Task requirements >> Pick out the lines in the listing below that contain the word "this" and copy them.

==== Listing ====

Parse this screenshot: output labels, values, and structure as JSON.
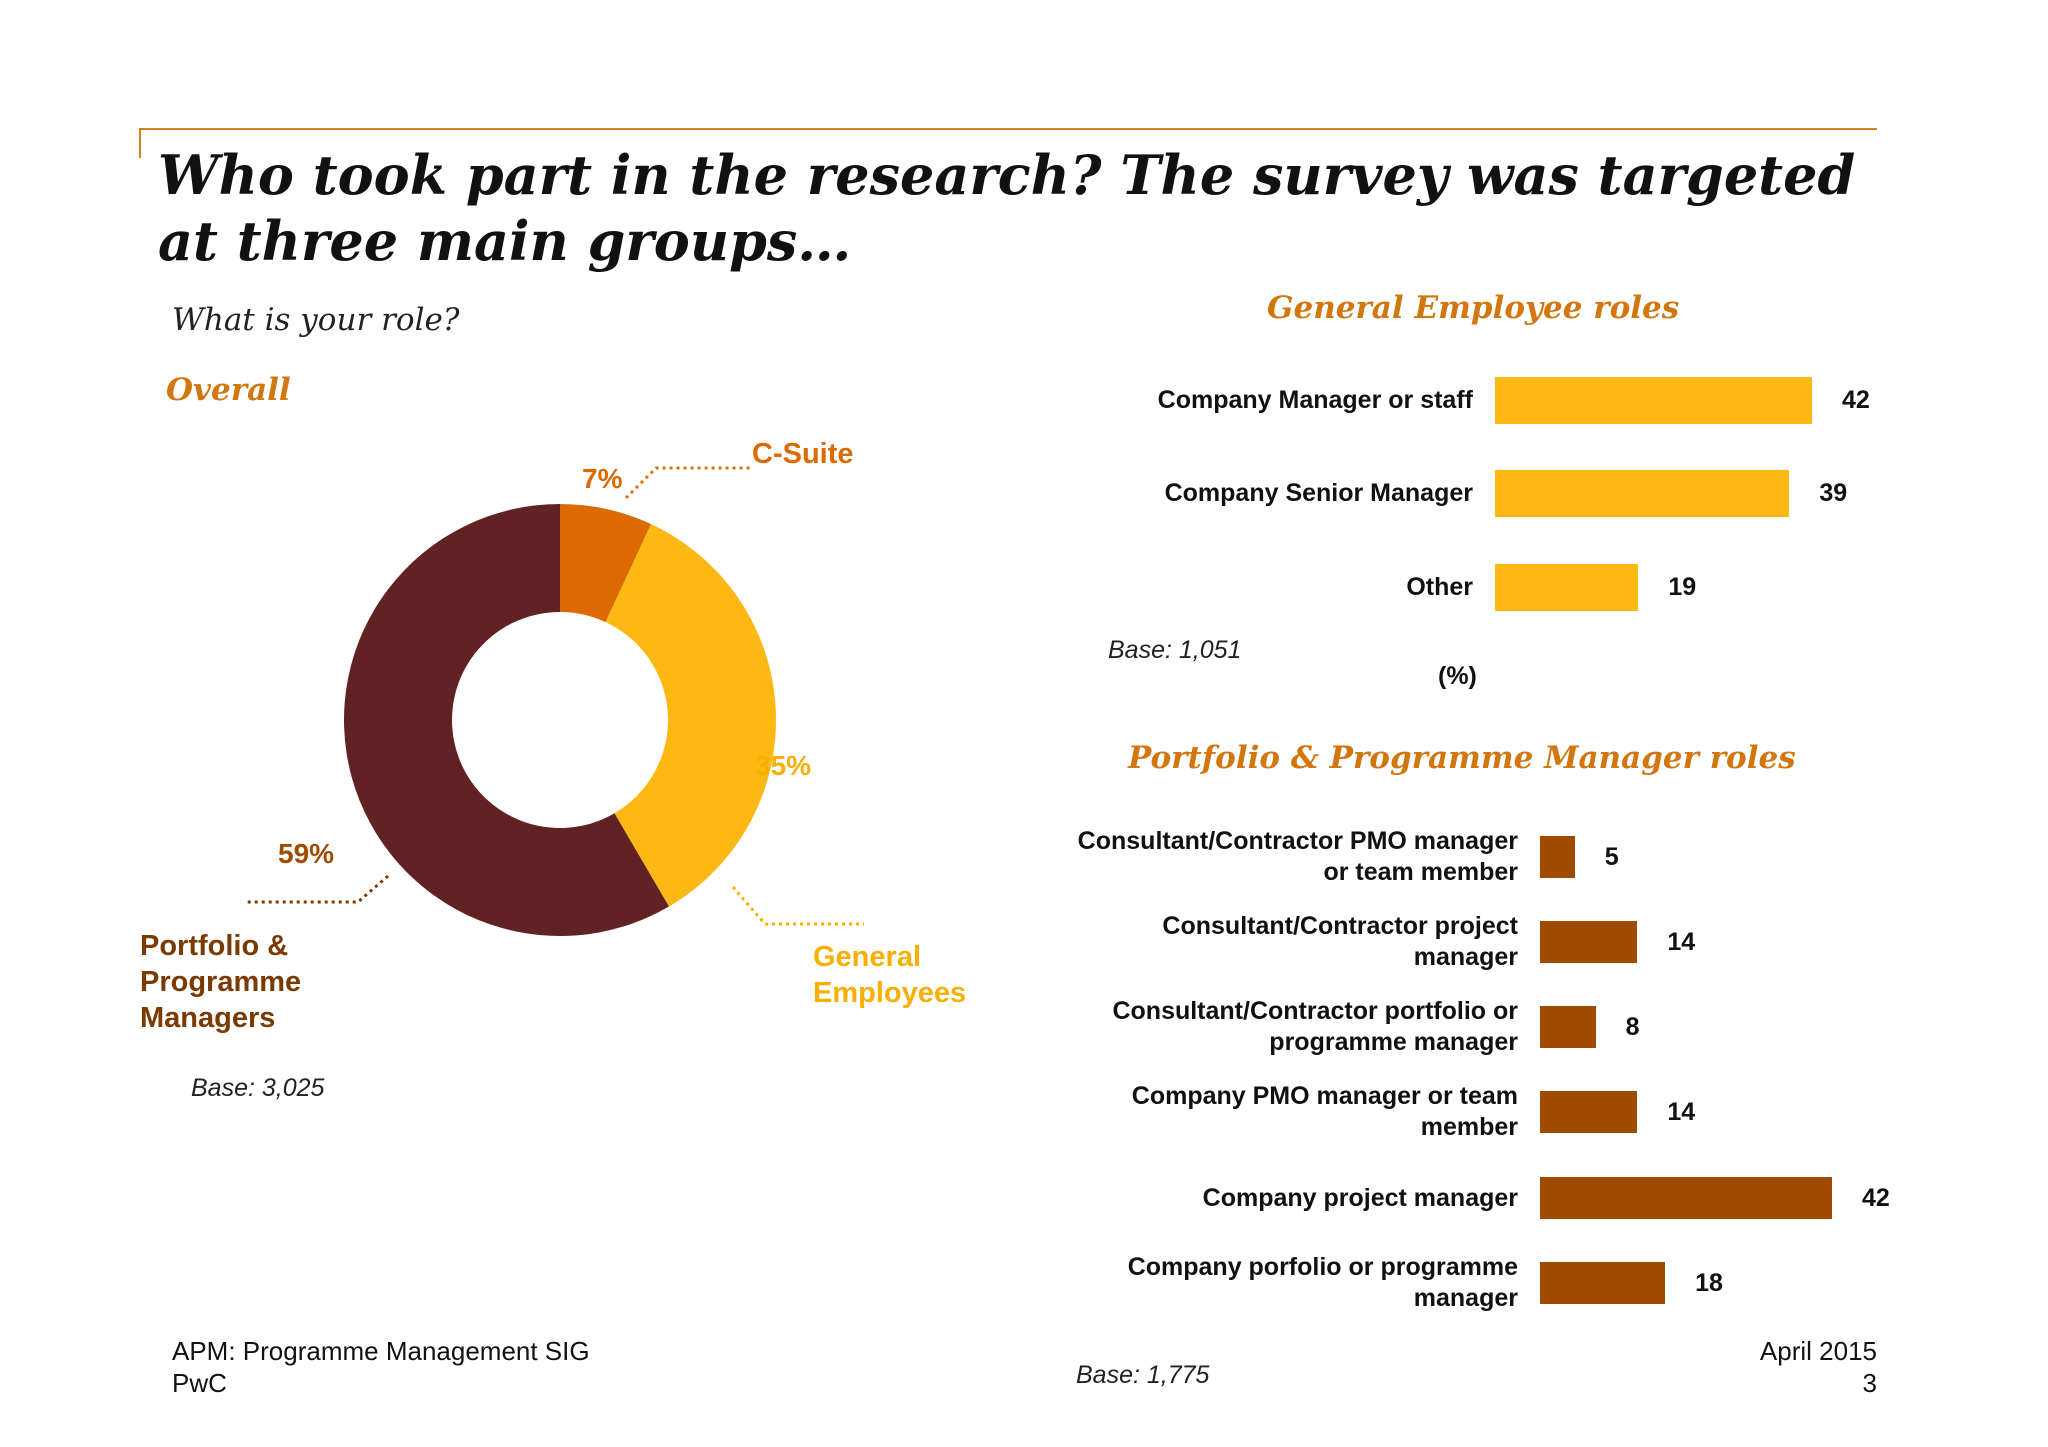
{
  "title": "Who took part in the research? The survey was targeted at three main groups…",
  "question": "What is your role?",
  "overall": {
    "heading": "Overall",
    "base": "Base: 3,025"
  },
  "general_employee_roles": {
    "heading": "General Employee roles",
    "base": "Base: 1,051",
    "unit": "(%)"
  },
  "pm_roles": {
    "heading": "Portfolio & Programme Manager roles",
    "base": "Base: 1,775"
  },
  "footer": {
    "org": "APM: Programme Management SIG",
    "company": "PwC",
    "date": "April 2015",
    "page_number": "3"
  },
  "colors": {
    "accent": "#d4801e",
    "c_suite": "#dd6a00",
    "general": "#fdb813",
    "pm": "#602222",
    "pm_bar": "#a04c00",
    "pm_label": "#7a3a00",
    "ge_label": "#f5b000"
  },
  "chart_data": [
    {
      "type": "pie",
      "title": "Overall",
      "hole": true,
      "slices": [
        {
          "label": "C-Suite",
          "value": 7,
          "value_label": "7%"
        },
        {
          "label": "General Employees",
          "value": 35,
          "value_label": "35%"
        },
        {
          "label": "Portfolio & Programme Managers",
          "value": 59,
          "value_label": "59%"
        }
      ]
    },
    {
      "type": "bar",
      "orientation": "horizontal",
      "title": "General Employee roles",
      "categories": [
        "Company Manager or staff",
        "Company Senior Manager",
        "Other"
      ],
      "values": [
        42,
        39,
        19
      ],
      "value_labels": [
        "42",
        "39",
        "19"
      ],
      "unit": "(%)",
      "xlim": [
        0,
        45
      ]
    },
    {
      "type": "bar",
      "orientation": "horizontal",
      "title": "Portfolio & Programme Manager roles",
      "categories": [
        "Consultant/Contractor PMO manager or team member",
        "Consultant/Contractor project manager",
        "Consultant/Contractor portfolio or programme manager",
        "Company PMO manager or team member",
        "Company project manager",
        "Company porfolio or programme manager"
      ],
      "values": [
        5,
        14,
        8,
        14,
        42,
        18
      ],
      "value_labels": [
        "5",
        "14",
        "8",
        "14",
        "42",
        "18"
      ],
      "xlim": [
        0,
        45
      ]
    }
  ]
}
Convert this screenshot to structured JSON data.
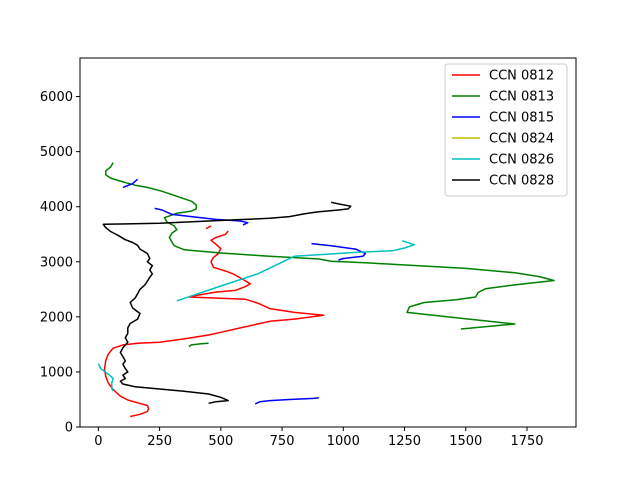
{
  "chart_data": {
    "type": "line",
    "title": "",
    "xlabel": "",
    "ylabel": "",
    "xlim": [
      -75,
      1950
    ],
    "ylim": [
      0,
      6700
    ],
    "xticks": [
      0,
      250,
      500,
      750,
      1000,
      1250,
      1500,
      1750
    ],
    "yticks": [
      0,
      1000,
      2000,
      3000,
      4000,
      5000,
      6000
    ],
    "grid": false,
    "legend_position": "top-right",
    "series": [
      {
        "name": "CCN 0812",
        "color": "#ff0000",
        "segments": [
          [
            [
              130,
              190
            ],
            [
              170,
              230
            ],
            [
              200,
              280
            ],
            [
              205,
              330
            ],
            [
              200,
              390
            ],
            [
              160,
              440
            ],
            [
              120,
              490
            ],
            [
              90,
              560
            ],
            [
              60,
              680
            ],
            [
              40,
              800
            ],
            [
              30,
              920
            ],
            [
              25,
              1050
            ],
            [
              30,
              1200
            ],
            [
              40,
              1320
            ],
            [
              60,
              1430
            ],
            [
              100,
              1490
            ],
            [
              160,
              1520
            ],
            [
              250,
              1540
            ],
            [
              350,
              1600
            ],
            [
              450,
              1670
            ],
            [
              500,
              1720
            ],
            [
              580,
              1800
            ],
            [
              650,
              1870
            ],
            [
              700,
              1920
            ],
            [
              800,
              1960
            ],
            [
              920,
              2030
            ],
            [
              800,
              2080
            ],
            [
              700,
              2150
            ],
            [
              650,
              2250
            ],
            [
              600,
              2320
            ],
            [
              370,
              2360
            ],
            [
              400,
              2390
            ],
            [
              480,
              2450
            ],
            [
              560,
              2480
            ],
            [
              600,
              2550
            ],
            [
              620,
              2600
            ],
            [
              590,
              2680
            ],
            [
              550,
              2780
            ],
            [
              520,
              2830
            ],
            [
              470,
              2900
            ],
            [
              460,
              3000
            ],
            [
              470,
              3080
            ],
            [
              490,
              3150
            ],
            [
              500,
              3240
            ],
            [
              480,
              3320
            ],
            [
              460,
              3390
            ],
            [
              480,
              3440
            ],
            [
              520,
              3500
            ],
            [
              530,
              3560
            ]
          ],
          [
            [
              440,
              3600
            ],
            [
              460,
              3650
            ]
          ]
        ]
      },
      {
        "name": "CCN 0813",
        "color": "#008000",
        "segments": [
          [
            [
              60,
              4800
            ],
            [
              50,
              4720
            ],
            [
              30,
              4650
            ],
            [
              30,
              4580
            ],
            [
              50,
              4520
            ],
            [
              100,
              4450
            ],
            [
              150,
              4390
            ],
            [
              200,
              4350
            ],
            [
              260,
              4280
            ],
            [
              300,
              4220
            ],
            [
              340,
              4160
            ],
            [
              380,
              4100
            ],
            [
              400,
              4030
            ],
            [
              400,
              3960
            ],
            [
              380,
              3920
            ],
            [
              320,
              3880
            ],
            [
              270,
              3800
            ],
            [
              280,
              3720
            ],
            [
              310,
              3650
            ],
            [
              320,
              3580
            ],
            [
              300,
              3520
            ],
            [
              290,
              3440
            ],
            [
              300,
              3360
            ],
            [
              310,
              3290
            ],
            [
              350,
              3220
            ],
            [
              500,
              3160
            ],
            [
              700,
              3100
            ],
            [
              900,
              3050
            ],
            [
              950,
              3010
            ],
            [
              1100,
              2980
            ],
            [
              1500,
              2880
            ],
            [
              1700,
              2800
            ],
            [
              1800,
              2730
            ],
            [
              1860,
              2660
            ],
            [
              1700,
              2580
            ],
            [
              1580,
              2510
            ],
            [
              1550,
              2440
            ],
            [
              1540,
              2360
            ],
            [
              1460,
              2310
            ],
            [
              1330,
              2260
            ],
            [
              1270,
              2180
            ],
            [
              1260,
              2080
            ],
            [
              1470,
              1980
            ],
            [
              1700,
              1870
            ],
            [
              1480,
              1780
            ]
          ],
          [
            [
              370,
              1460
            ],
            [
              380,
              1490
            ],
            [
              420,
              1510
            ],
            [
              450,
              1520
            ]
          ]
        ]
      },
      {
        "name": "CCN 0815",
        "color": "#0000ff",
        "segments": [
          [
            [
              160,
              4500
            ],
            [
              150,
              4460
            ],
            [
              140,
              4420
            ],
            [
              100,
              4350
            ]
          ],
          [
            [
              230,
              3970
            ],
            [
              260,
              3940
            ],
            [
              300,
              3860
            ],
            [
              380,
              3820
            ],
            [
              480,
              3770
            ],
            [
              580,
              3740
            ],
            [
              610,
              3710
            ],
            [
              590,
              3670
            ]
          ],
          [
            [
              870,
              3330
            ],
            [
              950,
              3290
            ],
            [
              1050,
              3230
            ],
            [
              1090,
              3150
            ],
            [
              1080,
              3100
            ],
            [
              1000,
              3060
            ],
            [
              980,
              3030
            ]
          ],
          [
            [
              640,
              420
            ],
            [
              660,
              460
            ],
            [
              700,
              480
            ],
            [
              780,
              500
            ],
            [
              880,
              520
            ],
            [
              900,
              530
            ]
          ]
        ]
      },
      {
        "name": "CCN 0824",
        "color": "#bfbf00",
        "segments": []
      },
      {
        "name": "CCN 0826",
        "color": "#00bfbf",
        "segments": [
          [
            [
              60,
              650
            ],
            [
              55,
              700
            ],
            [
              55,
              800
            ],
            [
              60,
              880
            ],
            [
              40,
              960
            ],
            [
              10,
              1060
            ],
            [
              0,
              1150
            ]
          ],
          [
            [
              320,
              2290
            ],
            [
              380,
              2380
            ],
            [
              500,
              2560
            ],
            [
              650,
              2780
            ],
            [
              800,
              3100
            ],
            [
              1050,
              3170
            ],
            [
              1200,
              3200
            ],
            [
              1250,
              3250
            ],
            [
              1290,
              3310
            ],
            [
              1240,
              3380
            ]
          ]
        ]
      },
      {
        "name": "CCN 0828",
        "color": "#000000",
        "segments": [
          [
            [
              450,
              430
            ],
            [
              480,
              460
            ],
            [
              530,
              480
            ],
            [
              500,
              540
            ],
            [
              450,
              600
            ],
            [
              350,
              650
            ],
            [
              250,
              690
            ],
            [
              150,
              730
            ],
            [
              100,
              780
            ],
            [
              90,
              830
            ],
            [
              110,
              880
            ],
            [
              100,
              940
            ],
            [
              120,
              1000
            ],
            [
              110,
              1060
            ],
            [
              100,
              1140
            ],
            [
              110,
              1200
            ],
            [
              100,
              1280
            ],
            [
              90,
              1350
            ],
            [
              100,
              1440
            ],
            [
              120,
              1540
            ],
            [
              110,
              1620
            ],
            [
              120,
              1700
            ],
            [
              120,
              1800
            ],
            [
              130,
              1880
            ],
            [
              160,
              1960
            ],
            [
              170,
              2060
            ],
            [
              140,
              2160
            ],
            [
              130,
              2260
            ],
            [
              150,
              2340
            ],
            [
              160,
              2420
            ],
            [
              170,
              2500
            ],
            [
              190,
              2580
            ],
            [
              200,
              2650
            ],
            [
              210,
              2720
            ],
            [
              220,
              2780
            ],
            [
              210,
              2850
            ],
            [
              220,
              2930
            ],
            [
              200,
              3000
            ],
            [
              210,
              3060
            ],
            [
              200,
              3150
            ],
            [
              170,
              3230
            ],
            [
              160,
              3300
            ],
            [
              140,
              3350
            ],
            [
              110,
              3400
            ],
            [
              80,
              3480
            ],
            [
              50,
              3550
            ],
            [
              30,
              3620
            ],
            [
              20,
              3680
            ],
            [
              250,
              3700
            ],
            [
              550,
              3760
            ],
            [
              700,
              3790
            ],
            [
              780,
              3820
            ],
            [
              840,
              3870
            ],
            [
              870,
              3890
            ],
            [
              900,
              3910
            ],
            [
              930,
              3920
            ],
            [
              980,
              3940
            ],
            [
              1020,
              3960
            ],
            [
              1030,
              4010
            ],
            [
              980,
              4050
            ],
            [
              950,
              4080
            ]
          ]
        ]
      }
    ]
  }
}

====

Full solution >>
Parse this screenshot: output labels, values, and structure as JSON.
Convert this screenshot to structured JSON data.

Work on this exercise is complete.